TASK INSTRUCTIONS:
Output every line of the material exactly, omitting images.

DATA FOR THE TASK:
--------------------------------

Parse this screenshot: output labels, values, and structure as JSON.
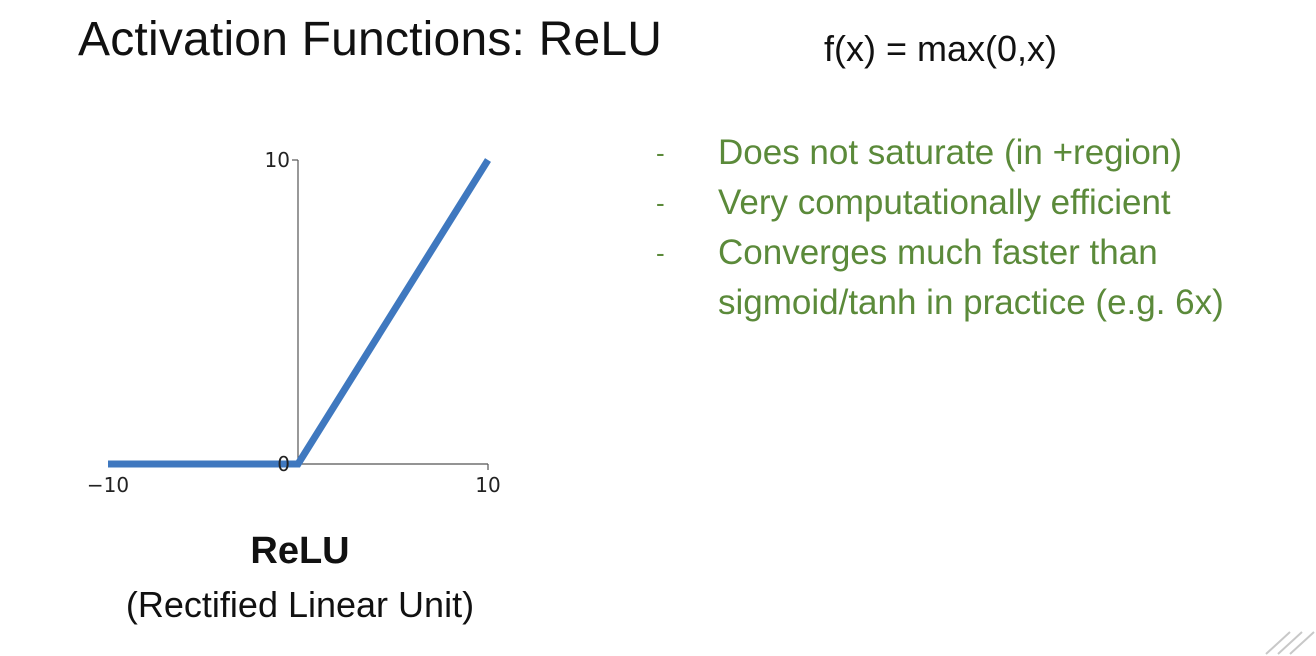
{
  "slide": {
    "title": "Activation Functions: ReLU",
    "formula": "f(x) = max(0,x)",
    "caption_title": "ReLU",
    "caption_subtitle": "(Rectified Linear Unit)",
    "bullet_marker": "-",
    "bullets": [
      "Does not saturate (in +region)",
      "Very computationally efficient",
      "Converges much faster than sigmoid/tanh in practice (e.g. 6x)"
    ],
    "bullet_color": "#5b8a3a"
  },
  "chart_data": {
    "type": "line",
    "title": "",
    "xlabel": "",
    "ylabel": "",
    "xlim": [
      -10,
      10
    ],
    "ylim": [
      0,
      10
    ],
    "x_ticks": [
      "−10",
      "10"
    ],
    "y_ticks": [
      "0",
      "10"
    ],
    "series": [
      {
        "x": [
          -10,
          0,
          10
        ],
        "y": [
          0,
          0,
          10
        ],
        "color": "#3f78bf"
      }
    ],
    "grid": false
  }
}
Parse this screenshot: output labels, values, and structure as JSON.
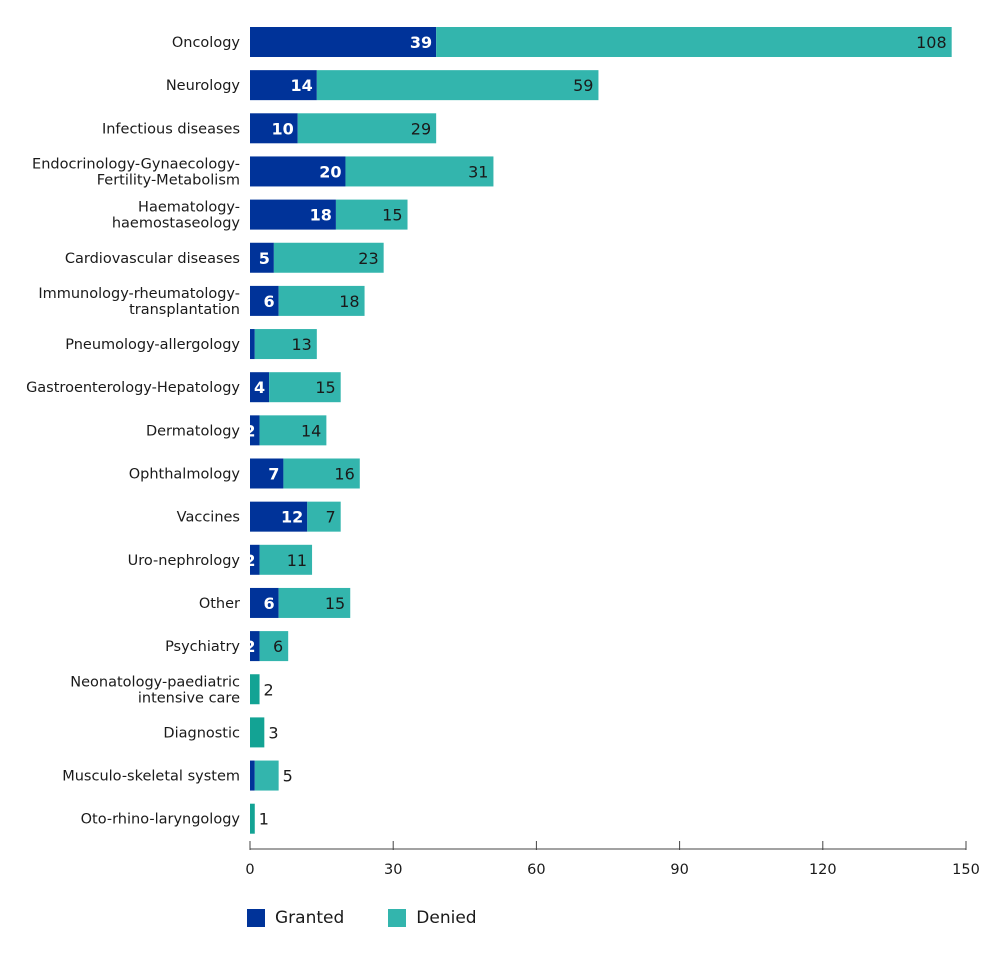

--------------------------------

FINAL RESULT:
Parse this screenshot: output labels, values, and structure as JSON.
{
  "slide": {
    "title": "Activation Functions: ReLU",
    "formula": "f(x) = max(0,x)",
    "caption_title": "ReLU",
    "caption_subtitle": "(Rectified Linear Unit)",
    "bullet_marker": "-",
    "bullets": [
      "Does not saturate (in +region)",
      "Very computationally efficient",
      "Converges much faster than sigmoid/tanh in practice (e.g. 6x)"
    ],
    "bullet_color": "#5b8a3a"
  },
  "chart_data": {
    "type": "line",
    "title": "",
    "xlabel": "",
    "ylabel": "",
    "xlim": [
      -10,
      10
    ],
    "ylim": [
      0,
      10
    ],
    "x_ticks": [
      "−10",
      "10"
    ],
    "y_ticks": [
      "0",
      "10"
    ],
    "series": [
      {
        "x": [
          -10,
          0,
          10
        ],
        "y": [
          0,
          0,
          10
        ],
        "color": "#3f78bf"
      }
    ],
    "grid": false
  }
}
Parse this screenshot: output labels, values, and structure as JSON.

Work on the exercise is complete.